» WRITTEN EXERCISE:
Repeat the records below exactly, leaving out any pictures.
── GIVEN INFORMATION ──
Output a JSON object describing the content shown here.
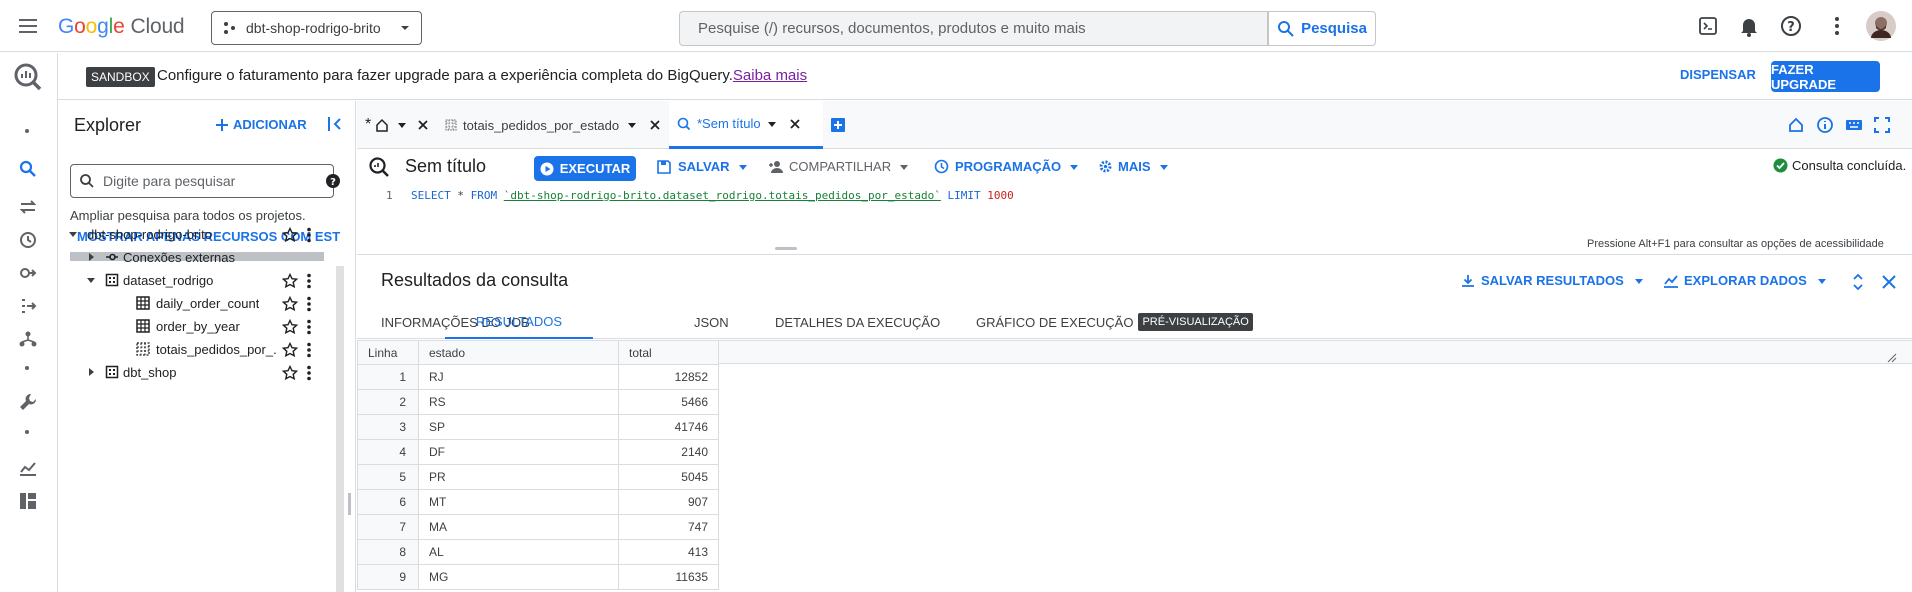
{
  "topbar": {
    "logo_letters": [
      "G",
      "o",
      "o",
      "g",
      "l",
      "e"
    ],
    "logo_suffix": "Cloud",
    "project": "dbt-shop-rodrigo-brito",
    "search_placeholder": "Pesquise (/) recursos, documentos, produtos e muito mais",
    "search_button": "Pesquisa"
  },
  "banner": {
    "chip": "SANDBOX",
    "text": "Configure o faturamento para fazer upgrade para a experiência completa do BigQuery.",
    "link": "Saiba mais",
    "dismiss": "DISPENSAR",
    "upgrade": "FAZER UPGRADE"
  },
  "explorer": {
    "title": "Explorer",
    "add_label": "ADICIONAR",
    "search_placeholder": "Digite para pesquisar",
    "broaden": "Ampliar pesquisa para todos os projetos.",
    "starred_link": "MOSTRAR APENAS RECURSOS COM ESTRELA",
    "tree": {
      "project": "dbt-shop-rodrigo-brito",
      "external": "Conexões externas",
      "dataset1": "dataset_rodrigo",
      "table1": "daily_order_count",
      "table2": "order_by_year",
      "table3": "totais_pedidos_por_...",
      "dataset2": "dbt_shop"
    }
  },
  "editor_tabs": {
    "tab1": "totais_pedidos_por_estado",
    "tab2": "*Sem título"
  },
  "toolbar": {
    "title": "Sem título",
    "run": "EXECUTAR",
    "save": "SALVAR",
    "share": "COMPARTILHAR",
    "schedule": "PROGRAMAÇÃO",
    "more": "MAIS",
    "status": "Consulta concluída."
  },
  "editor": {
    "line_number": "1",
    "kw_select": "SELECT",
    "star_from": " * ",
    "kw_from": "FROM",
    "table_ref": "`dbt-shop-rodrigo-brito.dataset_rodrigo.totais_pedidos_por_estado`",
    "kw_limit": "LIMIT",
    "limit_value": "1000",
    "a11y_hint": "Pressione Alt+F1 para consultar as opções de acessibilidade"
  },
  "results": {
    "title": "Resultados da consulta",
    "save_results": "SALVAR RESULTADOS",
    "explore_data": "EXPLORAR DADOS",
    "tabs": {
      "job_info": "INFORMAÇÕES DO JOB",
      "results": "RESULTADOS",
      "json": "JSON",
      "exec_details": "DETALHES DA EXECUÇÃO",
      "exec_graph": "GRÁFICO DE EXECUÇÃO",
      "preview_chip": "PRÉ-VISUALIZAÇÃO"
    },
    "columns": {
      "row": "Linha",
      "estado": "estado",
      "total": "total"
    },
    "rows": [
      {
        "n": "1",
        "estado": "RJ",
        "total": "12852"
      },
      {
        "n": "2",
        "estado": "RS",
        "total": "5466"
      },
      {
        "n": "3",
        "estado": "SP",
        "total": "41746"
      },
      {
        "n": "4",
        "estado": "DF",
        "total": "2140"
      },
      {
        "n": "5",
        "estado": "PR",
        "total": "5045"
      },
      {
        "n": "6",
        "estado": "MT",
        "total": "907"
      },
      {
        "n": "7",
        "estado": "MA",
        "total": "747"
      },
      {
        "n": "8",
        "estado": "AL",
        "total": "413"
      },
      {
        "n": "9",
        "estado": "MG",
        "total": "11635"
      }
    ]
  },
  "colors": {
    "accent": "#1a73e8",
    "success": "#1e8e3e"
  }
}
───
» WRITTEN SOLUTION:
Output a JSON object describing the content shown here.
{
  "topbar": {
    "logo_letters": [
      "G",
      "o",
      "o",
      "g",
      "l",
      "e"
    ],
    "logo_suffix": "Cloud",
    "project": "dbt-shop-rodrigo-brito",
    "search_placeholder": "Pesquise (/) recursos, documentos, produtos e muito mais",
    "search_button": "Pesquisa"
  },
  "banner": {
    "chip": "SANDBOX",
    "text": "Configure o faturamento para fazer upgrade para a experiência completa do BigQuery.",
    "link": "Saiba mais",
    "dismiss": "DISPENSAR",
    "upgrade": "FAZER UPGRADE"
  },
  "explorer": {
    "title": "Explorer",
    "add_label": "ADICIONAR",
    "search_placeholder": "Digite para pesquisar",
    "broaden": "Ampliar pesquisa para todos os projetos.",
    "starred_link": "MOSTRAR APENAS RECURSOS COM ESTRELA",
    "tree": {
      "project": "dbt-shop-rodrigo-brito",
      "external": "Conexões externas",
      "dataset1": "dataset_rodrigo",
      "table1": "daily_order_count",
      "table2": "order_by_year",
      "table3": "totais_pedidos_por_...",
      "dataset2": "dbt_shop"
    }
  },
  "editor_tabs": {
    "tab1": "totais_pedidos_por_estado",
    "tab2": "*Sem título"
  },
  "toolbar": {
    "title": "Sem título",
    "run": "EXECUTAR",
    "save": "SALVAR",
    "share": "COMPARTILHAR",
    "schedule": "PROGRAMAÇÃO",
    "more": "MAIS",
    "status": "Consulta concluída."
  },
  "editor": {
    "line_number": "1",
    "kw_select": "SELECT",
    "star_from": " * ",
    "kw_from": "FROM",
    "table_ref": "`dbt-shop-rodrigo-brito.dataset_rodrigo.totais_pedidos_por_estado`",
    "kw_limit": "LIMIT",
    "limit_value": "1000",
    "a11y_hint": "Pressione Alt+F1 para consultar as opções de acessibilidade"
  },
  "results": {
    "title": "Resultados da consulta",
    "save_results": "SALVAR RESULTADOS",
    "explore_data": "EXPLORAR DADOS",
    "tabs": {
      "job_info": "INFORMAÇÕES DO JOB",
      "results": "RESULTADOS",
      "json": "JSON",
      "exec_details": "DETALHES DA EXECUÇÃO",
      "exec_graph": "GRÁFICO DE EXECUÇÃO",
      "preview_chip": "PRÉ-VISUALIZAÇÃO"
    },
    "columns": {
      "row": "Linha",
      "estado": "estado",
      "total": "total"
    },
    "rows": [
      {
        "n": "1",
        "estado": "RJ",
        "total": "12852"
      },
      {
        "n": "2",
        "estado": "RS",
        "total": "5466"
      },
      {
        "n": "3",
        "estado": "SP",
        "total": "41746"
      },
      {
        "n": "4",
        "estado": "DF",
        "total": "2140"
      },
      {
        "n": "5",
        "estado": "PR",
        "total": "5045"
      },
      {
        "n": "6",
        "estado": "MT",
        "total": "907"
      },
      {
        "n": "7",
        "estado": "MA",
        "total": "747"
      },
      {
        "n": "8",
        "estado": "AL",
        "total": "413"
      },
      {
        "n": "9",
        "estado": "MG",
        "total": "11635"
      }
    ]
  },
  "colors": {
    "accent": "#1a73e8",
    "success": "#1e8e3e"
  }
}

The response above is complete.